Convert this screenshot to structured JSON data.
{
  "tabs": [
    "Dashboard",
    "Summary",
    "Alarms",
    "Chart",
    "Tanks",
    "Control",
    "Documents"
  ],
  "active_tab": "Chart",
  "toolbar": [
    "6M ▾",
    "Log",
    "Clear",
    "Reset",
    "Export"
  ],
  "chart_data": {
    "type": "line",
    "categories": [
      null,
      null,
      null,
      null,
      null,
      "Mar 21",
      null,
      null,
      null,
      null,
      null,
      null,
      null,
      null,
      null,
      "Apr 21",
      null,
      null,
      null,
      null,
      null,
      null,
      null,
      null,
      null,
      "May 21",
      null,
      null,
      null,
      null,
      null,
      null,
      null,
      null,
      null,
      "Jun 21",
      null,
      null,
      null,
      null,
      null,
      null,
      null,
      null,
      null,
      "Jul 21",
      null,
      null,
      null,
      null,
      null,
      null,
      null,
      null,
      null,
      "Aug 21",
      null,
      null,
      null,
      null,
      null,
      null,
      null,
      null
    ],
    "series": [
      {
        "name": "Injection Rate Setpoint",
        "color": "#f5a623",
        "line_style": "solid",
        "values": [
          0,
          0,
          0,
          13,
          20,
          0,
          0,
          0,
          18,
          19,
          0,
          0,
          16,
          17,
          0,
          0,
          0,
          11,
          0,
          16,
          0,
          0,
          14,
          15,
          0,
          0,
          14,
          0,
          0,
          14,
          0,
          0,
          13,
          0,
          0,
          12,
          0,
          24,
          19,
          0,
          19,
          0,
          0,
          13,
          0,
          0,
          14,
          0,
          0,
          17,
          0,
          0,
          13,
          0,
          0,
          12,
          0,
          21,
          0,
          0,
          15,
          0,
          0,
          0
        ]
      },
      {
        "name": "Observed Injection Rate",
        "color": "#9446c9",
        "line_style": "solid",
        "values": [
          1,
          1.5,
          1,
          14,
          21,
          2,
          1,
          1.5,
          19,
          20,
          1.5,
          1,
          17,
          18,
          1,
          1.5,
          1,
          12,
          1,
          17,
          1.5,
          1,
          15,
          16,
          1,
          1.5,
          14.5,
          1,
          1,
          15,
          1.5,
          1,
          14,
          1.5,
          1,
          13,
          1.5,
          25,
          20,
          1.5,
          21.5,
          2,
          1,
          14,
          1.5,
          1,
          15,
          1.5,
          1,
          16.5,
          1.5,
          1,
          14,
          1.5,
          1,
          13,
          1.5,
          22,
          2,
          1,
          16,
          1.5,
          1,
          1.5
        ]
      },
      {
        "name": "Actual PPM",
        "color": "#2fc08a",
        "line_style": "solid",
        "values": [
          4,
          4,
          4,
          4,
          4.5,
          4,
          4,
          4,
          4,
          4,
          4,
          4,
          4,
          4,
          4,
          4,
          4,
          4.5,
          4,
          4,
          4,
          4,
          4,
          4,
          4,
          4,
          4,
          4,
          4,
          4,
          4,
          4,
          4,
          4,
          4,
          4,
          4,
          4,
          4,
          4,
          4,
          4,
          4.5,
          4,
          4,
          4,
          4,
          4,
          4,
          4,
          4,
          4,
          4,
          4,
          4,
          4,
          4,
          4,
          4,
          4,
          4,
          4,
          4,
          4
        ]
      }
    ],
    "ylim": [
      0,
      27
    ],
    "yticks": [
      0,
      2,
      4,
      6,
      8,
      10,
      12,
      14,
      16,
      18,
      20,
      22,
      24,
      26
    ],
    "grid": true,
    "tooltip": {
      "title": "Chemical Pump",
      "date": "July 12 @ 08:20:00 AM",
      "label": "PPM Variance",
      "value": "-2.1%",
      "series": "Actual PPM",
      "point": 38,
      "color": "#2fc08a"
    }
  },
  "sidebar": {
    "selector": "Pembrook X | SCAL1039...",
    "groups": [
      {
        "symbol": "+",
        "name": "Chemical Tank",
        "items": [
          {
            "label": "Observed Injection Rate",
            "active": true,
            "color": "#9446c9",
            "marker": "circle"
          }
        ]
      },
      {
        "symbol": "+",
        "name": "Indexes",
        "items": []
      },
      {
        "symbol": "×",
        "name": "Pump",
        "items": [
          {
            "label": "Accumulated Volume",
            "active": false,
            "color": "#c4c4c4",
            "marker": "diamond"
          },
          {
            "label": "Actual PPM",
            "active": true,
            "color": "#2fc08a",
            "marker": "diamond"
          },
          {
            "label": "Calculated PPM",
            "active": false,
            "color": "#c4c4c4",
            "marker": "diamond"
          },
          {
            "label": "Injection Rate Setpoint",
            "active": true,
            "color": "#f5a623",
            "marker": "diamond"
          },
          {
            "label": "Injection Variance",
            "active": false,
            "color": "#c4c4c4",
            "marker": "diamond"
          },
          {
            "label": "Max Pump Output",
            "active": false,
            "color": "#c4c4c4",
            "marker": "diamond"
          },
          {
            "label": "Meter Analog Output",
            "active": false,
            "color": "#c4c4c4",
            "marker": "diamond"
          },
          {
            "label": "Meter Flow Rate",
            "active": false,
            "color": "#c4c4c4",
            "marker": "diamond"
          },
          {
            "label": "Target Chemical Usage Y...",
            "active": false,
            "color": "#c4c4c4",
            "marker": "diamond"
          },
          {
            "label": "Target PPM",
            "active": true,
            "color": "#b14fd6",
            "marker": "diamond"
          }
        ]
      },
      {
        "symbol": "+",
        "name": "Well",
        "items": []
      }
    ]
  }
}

**WHAT TO DO**
Repeat every entry word for word.

**RESULT FOR THIS EXERCISE**
Convert this screenshot to structured JSON data.
{
  "tabs": [
    "Dashboard",
    "Summary",
    "Alarms",
    "Chart",
    "Tanks",
    "Control",
    "Documents"
  ],
  "active_tab": "Chart",
  "toolbar": [
    "6M ▾",
    "Log",
    "Clear",
    "Reset",
    "Export"
  ],
  "chart_data": {
    "type": "line",
    "categories": [
      null,
      null,
      null,
      null,
      null,
      "Mar 21",
      null,
      null,
      null,
      null,
      null,
      null,
      null,
      null,
      null,
      "Apr 21",
      null,
      null,
      null,
      null,
      null,
      null,
      null,
      null,
      null,
      "May 21",
      null,
      null,
      null,
      null,
      null,
      null,
      null,
      null,
      null,
      "Jun 21",
      null,
      null,
      null,
      null,
      null,
      null,
      null,
      null,
      null,
      "Jul 21",
      null,
      null,
      null,
      null,
      null,
      null,
      null,
      null,
      null,
      "Aug 21",
      null,
      null,
      null,
      null,
      null,
      null,
      null,
      null
    ],
    "series": [
      {
        "name": "Injection Rate Setpoint",
        "color": "#f5a623",
        "line_style": "solid",
        "values": [
          0,
          0,
          0,
          13,
          20,
          0,
          0,
          0,
          18,
          19,
          0,
          0,
          16,
          17,
          0,
          0,
          0,
          11,
          0,
          16,
          0,
          0,
          14,
          15,
          0,
          0,
          14,
          0,
          0,
          14,
          0,
          0,
          13,
          0,
          0,
          12,
          0,
          24,
          19,
          0,
          19,
          0,
          0,
          13,
          0,
          0,
          14,
          0,
          0,
          17,
          0,
          0,
          13,
          0,
          0,
          12,
          0,
          21,
          0,
          0,
          15,
          0,
          0,
          0
        ]
      },
      {
        "name": "Observed Injection Rate",
        "color": "#9446c9",
        "line_style": "solid",
        "values": [
          1,
          1.5,
          1,
          14,
          21,
          2,
          1,
          1.5,
          19,
          20,
          1.5,
          1,
          17,
          18,
          1,
          1.5,
          1,
          12,
          1,
          17,
          1.5,
          1,
          15,
          16,
          1,
          1.5,
          14.5,
          1,
          1,
          15,
          1.5,
          1,
          14,
          1.5,
          1,
          13,
          1.5,
          25,
          20,
          1.5,
          21.5,
          2,
          1,
          14,
          1.5,
          1,
          15,
          1.5,
          1,
          16.5,
          1.5,
          1,
          14,
          1.5,
          1,
          13,
          1.5,
          22,
          2,
          1,
          16,
          1.5,
          1,
          1.5
        ]
      },
      {
        "name": "Actual PPM",
        "color": "#2fc08a",
        "line_style": "solid",
        "values": [
          4,
          4,
          4,
          4,
          4.5,
          4,
          4,
          4,
          4,
          4,
          4,
          4,
          4,
          4,
          4,
          4,
          4,
          4.5,
          4,
          4,
          4,
          4,
          4,
          4,
          4,
          4,
          4,
          4,
          4,
          4,
          4,
          4,
          4,
          4,
          4,
          4,
          4,
          4,
          4,
          4,
          4,
          4,
          4.5,
          4,
          4,
          4,
          4,
          4,
          4,
          4,
          4,
          4,
          4,
          4,
          4,
          4,
          4,
          4,
          4,
          4,
          4,
          4,
          4,
          4
        ]
      }
    ],
    "ylim": [
      0,
      27
    ],
    "yticks": [
      0,
      2,
      4,
      6,
      8,
      10,
      12,
      14,
      16,
      18,
      20,
      22,
      24,
      26
    ],
    "grid": true,
    "tooltip": {
      "title": "Chemical Pump",
      "date": "July 12 @ 08:20:00 AM",
      "label": "PPM Variance",
      "value": "-2.1%",
      "series": "Actual PPM",
      "point": 38,
      "color": "#2fc08a"
    }
  },
  "sidebar": {
    "selector": "Pembrook X | SCAL1039...",
    "groups": [
      {
        "symbol": "+",
        "name": "Chemical Tank",
        "items": [
          {
            "label": "Observed Injection Rate",
            "active": true,
            "color": "#9446c9",
            "marker": "circle"
          }
        ]
      },
      {
        "symbol": "+",
        "name": "Indexes",
        "items": []
      },
      {
        "symbol": "×",
        "name": "Pump",
        "items": [
          {
            "label": "Accumulated Volume",
            "active": false,
            "color": "#c4c4c4",
            "marker": "diamond"
          },
          {
            "label": "Actual PPM",
            "active": true,
            "color": "#2fc08a",
            "marker": "diamond"
          },
          {
            "label": "Calculated PPM",
            "active": false,
            "color": "#c4c4c4",
            "marker": "diamond"
          },
          {
            "label": "Injection Rate Setpoint",
            "active": true,
            "color": "#f5a623",
            "marker": "diamond"
          },
          {
            "label": "Injection Variance",
            "active": false,
            "color": "#c4c4c4",
            "marker": "diamond"
          },
          {
            "label": "Max Pump Output",
            "active": false,
            "color": "#c4c4c4",
            "marker": "diamond"
          },
          {
            "label": "Meter Analog Output",
            "active": false,
            "color": "#c4c4c4",
            "marker": "diamond"
          },
          {
            "label": "Meter Flow Rate",
            "active": false,
            "color": "#c4c4c4",
            "marker": "diamond"
          },
          {
            "label": "Target Chemical Usage Y...",
            "active": false,
            "color": "#c4c4c4",
            "marker": "diamond"
          },
          {
            "label": "Target PPM",
            "active": true,
            "color": "#b14fd6",
            "marker": "diamond"
          }
        ]
      },
      {
        "symbol": "+",
        "name": "Well",
        "items": []
      }
    ]
  }
}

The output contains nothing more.